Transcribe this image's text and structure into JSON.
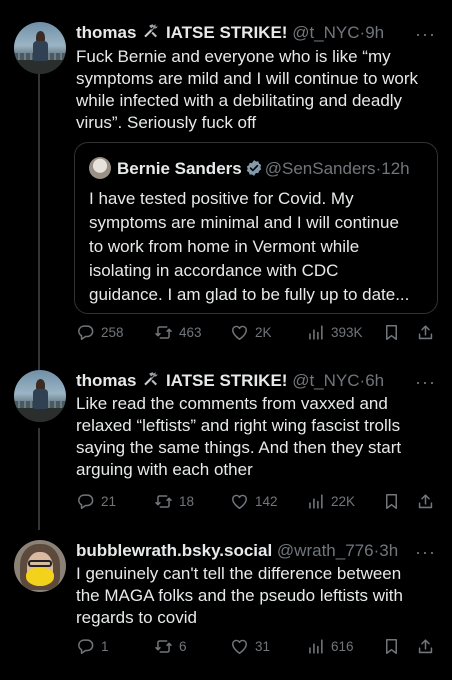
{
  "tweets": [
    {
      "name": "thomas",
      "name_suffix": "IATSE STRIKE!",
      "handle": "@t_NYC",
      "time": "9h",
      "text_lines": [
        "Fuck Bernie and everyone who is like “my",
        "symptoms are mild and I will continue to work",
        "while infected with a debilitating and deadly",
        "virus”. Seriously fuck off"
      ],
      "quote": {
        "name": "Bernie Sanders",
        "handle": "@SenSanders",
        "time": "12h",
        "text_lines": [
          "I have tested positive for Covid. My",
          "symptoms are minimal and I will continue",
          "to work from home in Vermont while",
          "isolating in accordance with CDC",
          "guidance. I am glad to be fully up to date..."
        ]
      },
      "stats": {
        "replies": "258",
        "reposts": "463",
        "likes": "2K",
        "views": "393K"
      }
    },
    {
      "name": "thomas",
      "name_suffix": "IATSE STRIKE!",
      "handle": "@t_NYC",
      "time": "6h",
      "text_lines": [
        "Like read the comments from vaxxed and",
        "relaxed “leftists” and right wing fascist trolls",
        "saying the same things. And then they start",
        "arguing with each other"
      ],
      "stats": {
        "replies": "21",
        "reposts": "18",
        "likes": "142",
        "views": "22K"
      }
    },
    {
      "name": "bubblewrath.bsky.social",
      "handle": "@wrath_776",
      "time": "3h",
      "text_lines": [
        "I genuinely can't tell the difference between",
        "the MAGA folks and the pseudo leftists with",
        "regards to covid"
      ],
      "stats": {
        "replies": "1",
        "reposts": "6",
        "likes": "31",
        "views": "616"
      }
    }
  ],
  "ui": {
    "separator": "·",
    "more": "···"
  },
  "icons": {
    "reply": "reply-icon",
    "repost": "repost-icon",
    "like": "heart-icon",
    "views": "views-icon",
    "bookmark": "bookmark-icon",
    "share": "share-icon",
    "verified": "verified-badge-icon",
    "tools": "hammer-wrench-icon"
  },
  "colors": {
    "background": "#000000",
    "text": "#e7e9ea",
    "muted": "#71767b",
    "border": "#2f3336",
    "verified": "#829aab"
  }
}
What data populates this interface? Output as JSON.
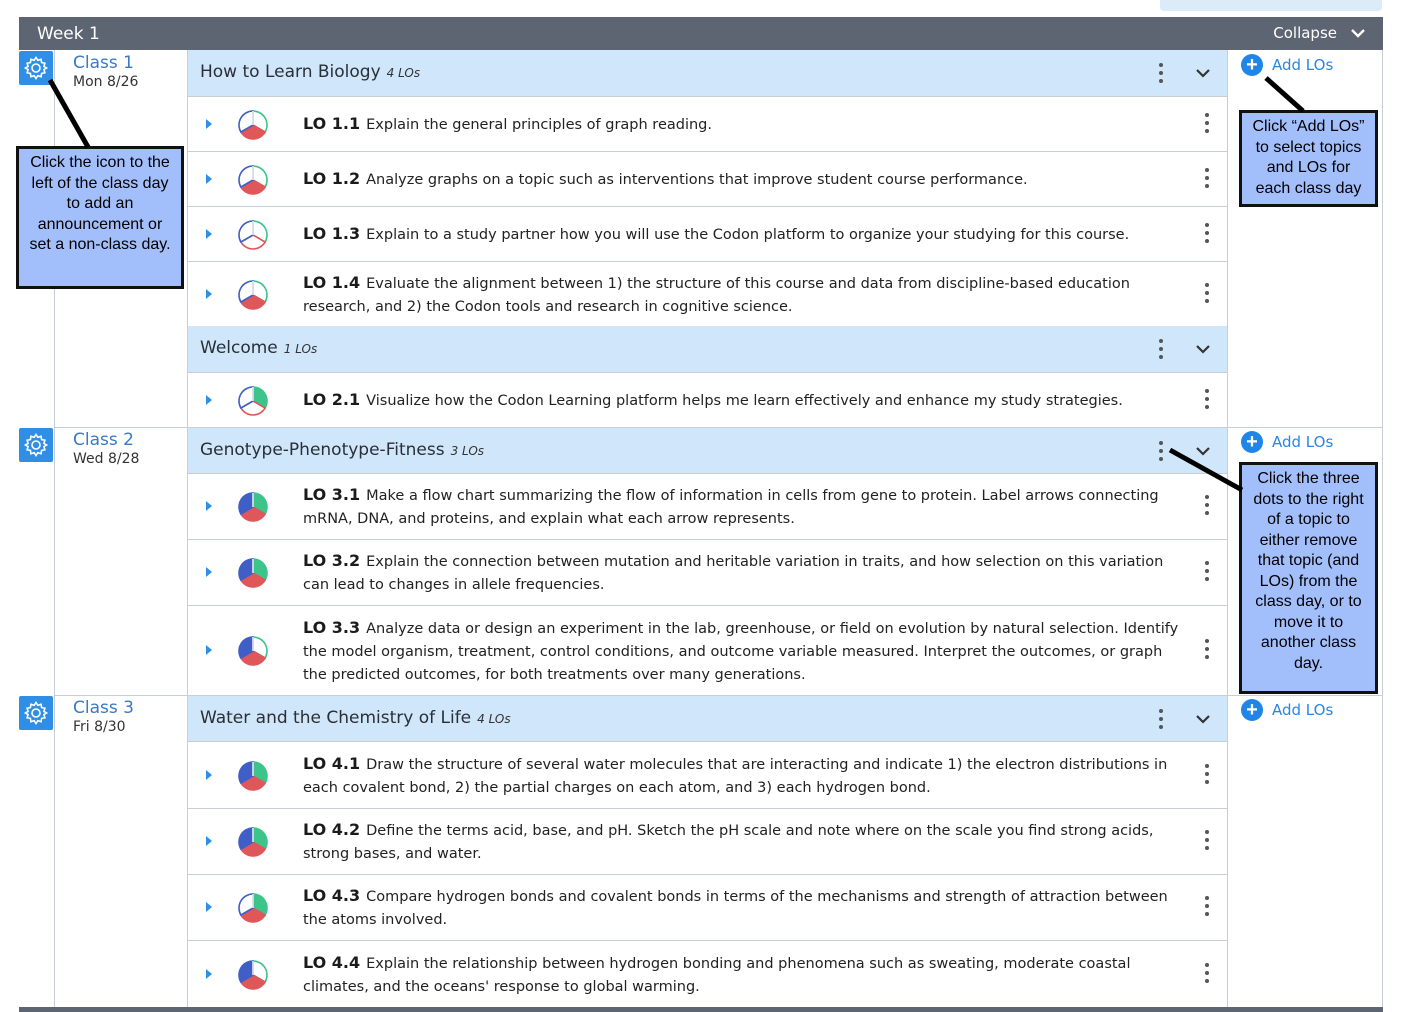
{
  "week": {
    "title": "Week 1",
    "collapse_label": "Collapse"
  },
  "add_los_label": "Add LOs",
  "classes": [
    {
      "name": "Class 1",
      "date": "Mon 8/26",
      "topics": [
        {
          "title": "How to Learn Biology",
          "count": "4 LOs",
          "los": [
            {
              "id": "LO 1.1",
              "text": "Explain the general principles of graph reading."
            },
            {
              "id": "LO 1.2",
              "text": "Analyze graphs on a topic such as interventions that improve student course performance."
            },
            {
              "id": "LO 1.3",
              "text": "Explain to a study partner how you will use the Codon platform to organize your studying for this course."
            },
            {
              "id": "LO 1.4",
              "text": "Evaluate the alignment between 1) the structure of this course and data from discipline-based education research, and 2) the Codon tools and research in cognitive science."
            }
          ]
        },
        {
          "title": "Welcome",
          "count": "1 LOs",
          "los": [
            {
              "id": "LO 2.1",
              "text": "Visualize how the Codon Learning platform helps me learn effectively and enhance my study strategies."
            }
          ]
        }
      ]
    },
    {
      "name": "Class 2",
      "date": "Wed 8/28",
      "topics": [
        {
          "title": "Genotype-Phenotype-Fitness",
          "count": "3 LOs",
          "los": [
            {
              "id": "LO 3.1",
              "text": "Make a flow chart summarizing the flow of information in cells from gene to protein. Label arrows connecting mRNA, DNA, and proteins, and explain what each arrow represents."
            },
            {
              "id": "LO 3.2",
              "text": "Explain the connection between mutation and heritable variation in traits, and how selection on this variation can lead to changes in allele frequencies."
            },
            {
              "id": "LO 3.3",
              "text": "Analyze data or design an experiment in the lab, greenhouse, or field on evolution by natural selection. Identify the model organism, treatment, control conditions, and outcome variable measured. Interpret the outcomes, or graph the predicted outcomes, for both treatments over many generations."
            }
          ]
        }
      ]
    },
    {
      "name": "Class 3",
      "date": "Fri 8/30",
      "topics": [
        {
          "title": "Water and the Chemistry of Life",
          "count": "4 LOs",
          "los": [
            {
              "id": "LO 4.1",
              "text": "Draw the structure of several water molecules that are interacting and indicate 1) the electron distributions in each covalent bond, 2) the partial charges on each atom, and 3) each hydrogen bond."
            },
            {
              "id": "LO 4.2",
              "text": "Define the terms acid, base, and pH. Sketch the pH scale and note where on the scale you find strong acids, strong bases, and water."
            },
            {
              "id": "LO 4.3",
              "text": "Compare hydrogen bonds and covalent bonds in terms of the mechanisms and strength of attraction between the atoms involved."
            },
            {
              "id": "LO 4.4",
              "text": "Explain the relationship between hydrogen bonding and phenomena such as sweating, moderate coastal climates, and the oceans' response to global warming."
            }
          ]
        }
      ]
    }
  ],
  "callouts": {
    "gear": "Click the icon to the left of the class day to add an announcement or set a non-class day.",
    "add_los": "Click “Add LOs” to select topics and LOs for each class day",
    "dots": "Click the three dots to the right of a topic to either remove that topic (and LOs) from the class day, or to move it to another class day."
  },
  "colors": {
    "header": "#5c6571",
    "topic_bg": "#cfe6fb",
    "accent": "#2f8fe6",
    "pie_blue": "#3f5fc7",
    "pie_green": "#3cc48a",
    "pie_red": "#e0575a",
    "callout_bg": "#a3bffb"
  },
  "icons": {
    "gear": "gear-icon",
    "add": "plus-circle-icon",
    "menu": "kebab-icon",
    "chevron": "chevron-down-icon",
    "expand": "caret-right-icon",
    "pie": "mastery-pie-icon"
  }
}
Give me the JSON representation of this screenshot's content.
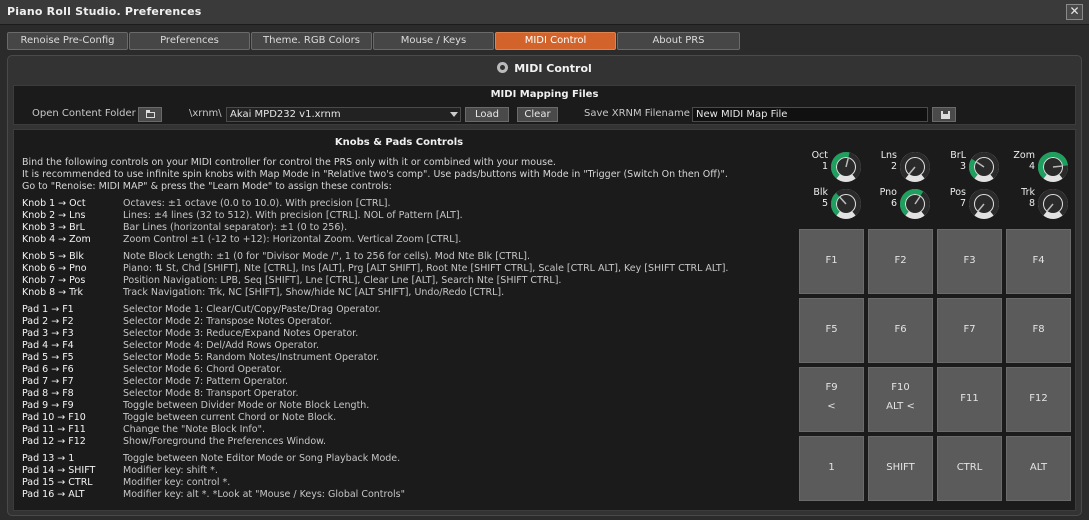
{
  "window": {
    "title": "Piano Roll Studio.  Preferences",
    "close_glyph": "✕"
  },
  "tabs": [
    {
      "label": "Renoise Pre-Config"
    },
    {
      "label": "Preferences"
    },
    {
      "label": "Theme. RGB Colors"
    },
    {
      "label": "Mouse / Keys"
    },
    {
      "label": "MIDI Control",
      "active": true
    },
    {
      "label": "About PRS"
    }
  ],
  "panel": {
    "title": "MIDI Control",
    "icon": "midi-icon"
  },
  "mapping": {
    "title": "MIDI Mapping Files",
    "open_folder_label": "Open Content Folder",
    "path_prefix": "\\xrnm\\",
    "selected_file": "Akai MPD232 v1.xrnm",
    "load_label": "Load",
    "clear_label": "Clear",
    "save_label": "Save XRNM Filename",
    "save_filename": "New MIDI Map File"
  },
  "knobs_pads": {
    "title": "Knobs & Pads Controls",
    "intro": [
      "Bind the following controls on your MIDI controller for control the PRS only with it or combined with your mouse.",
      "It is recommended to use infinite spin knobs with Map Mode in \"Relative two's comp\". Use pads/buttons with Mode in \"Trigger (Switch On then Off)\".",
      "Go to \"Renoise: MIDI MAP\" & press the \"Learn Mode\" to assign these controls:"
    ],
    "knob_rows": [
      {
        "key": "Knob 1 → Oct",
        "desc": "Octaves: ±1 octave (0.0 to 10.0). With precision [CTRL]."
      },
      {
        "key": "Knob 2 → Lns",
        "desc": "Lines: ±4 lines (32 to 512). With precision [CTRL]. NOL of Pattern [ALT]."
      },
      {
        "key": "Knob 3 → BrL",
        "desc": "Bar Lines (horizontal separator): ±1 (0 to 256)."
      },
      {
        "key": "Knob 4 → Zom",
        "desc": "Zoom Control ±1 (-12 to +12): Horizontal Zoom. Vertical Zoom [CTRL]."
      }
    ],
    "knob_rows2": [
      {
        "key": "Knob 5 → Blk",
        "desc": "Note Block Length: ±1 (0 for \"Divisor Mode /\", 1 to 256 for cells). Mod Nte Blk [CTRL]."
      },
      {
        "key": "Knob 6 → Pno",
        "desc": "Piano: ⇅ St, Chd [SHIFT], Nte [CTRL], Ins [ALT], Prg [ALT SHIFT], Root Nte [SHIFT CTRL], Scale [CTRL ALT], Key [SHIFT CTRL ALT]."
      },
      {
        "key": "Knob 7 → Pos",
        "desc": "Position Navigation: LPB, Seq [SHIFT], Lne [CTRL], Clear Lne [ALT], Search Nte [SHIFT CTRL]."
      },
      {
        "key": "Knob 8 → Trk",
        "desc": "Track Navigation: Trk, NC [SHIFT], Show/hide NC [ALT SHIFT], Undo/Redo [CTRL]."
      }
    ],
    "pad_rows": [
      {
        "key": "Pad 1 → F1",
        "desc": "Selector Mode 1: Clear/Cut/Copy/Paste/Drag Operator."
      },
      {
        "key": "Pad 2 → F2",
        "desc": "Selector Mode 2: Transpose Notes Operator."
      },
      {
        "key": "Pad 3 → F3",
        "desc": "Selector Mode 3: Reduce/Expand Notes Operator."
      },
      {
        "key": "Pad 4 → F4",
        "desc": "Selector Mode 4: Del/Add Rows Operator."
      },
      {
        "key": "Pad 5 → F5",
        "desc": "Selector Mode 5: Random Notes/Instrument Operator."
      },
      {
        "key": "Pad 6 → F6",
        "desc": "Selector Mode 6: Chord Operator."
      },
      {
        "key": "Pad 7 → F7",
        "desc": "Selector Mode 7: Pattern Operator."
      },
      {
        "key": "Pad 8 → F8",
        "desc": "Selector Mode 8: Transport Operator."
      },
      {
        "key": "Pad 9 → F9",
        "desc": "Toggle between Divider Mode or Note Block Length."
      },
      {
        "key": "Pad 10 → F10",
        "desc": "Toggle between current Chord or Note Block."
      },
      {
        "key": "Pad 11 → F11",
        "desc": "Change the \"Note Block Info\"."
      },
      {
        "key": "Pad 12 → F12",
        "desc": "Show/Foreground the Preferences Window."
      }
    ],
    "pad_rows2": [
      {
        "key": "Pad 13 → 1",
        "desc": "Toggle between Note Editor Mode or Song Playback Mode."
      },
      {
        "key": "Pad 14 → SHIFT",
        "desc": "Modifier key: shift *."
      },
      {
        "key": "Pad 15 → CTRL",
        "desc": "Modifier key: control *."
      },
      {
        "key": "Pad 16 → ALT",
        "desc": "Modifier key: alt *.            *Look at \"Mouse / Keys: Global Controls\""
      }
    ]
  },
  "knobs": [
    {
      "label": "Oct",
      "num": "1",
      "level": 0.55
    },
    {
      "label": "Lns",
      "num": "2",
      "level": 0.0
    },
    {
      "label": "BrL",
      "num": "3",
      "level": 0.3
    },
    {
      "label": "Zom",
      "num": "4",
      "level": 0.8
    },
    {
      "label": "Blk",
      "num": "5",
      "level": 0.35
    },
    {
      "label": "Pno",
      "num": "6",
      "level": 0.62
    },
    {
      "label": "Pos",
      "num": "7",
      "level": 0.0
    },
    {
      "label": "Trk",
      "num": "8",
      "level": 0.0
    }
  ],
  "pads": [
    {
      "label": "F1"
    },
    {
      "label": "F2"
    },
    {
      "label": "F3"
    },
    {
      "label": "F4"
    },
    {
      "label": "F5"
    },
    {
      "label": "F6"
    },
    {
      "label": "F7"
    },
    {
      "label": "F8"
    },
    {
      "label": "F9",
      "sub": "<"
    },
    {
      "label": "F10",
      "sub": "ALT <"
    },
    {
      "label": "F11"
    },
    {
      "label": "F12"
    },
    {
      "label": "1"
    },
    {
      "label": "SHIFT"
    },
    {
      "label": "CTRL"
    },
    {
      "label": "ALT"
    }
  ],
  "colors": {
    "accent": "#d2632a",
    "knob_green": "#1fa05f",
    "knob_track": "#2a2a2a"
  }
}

■ Goal of the exercise:
From the records above, pull every line that carries the word "title".

■ Exercise output:
    "title": "Week 1",
          "title": "How to Learn Biology",
          "title": "Welcome",
          "title": "Genotype-Phenotype-Fitness",
          "title": "Water and the Chemistry of Life",
    "title": "Piano Roll Studio.  Preferences",
    "title": "MIDI Control",
    "title": "MIDI Mapping Files",
    "title": "Knobs & Pads Controls",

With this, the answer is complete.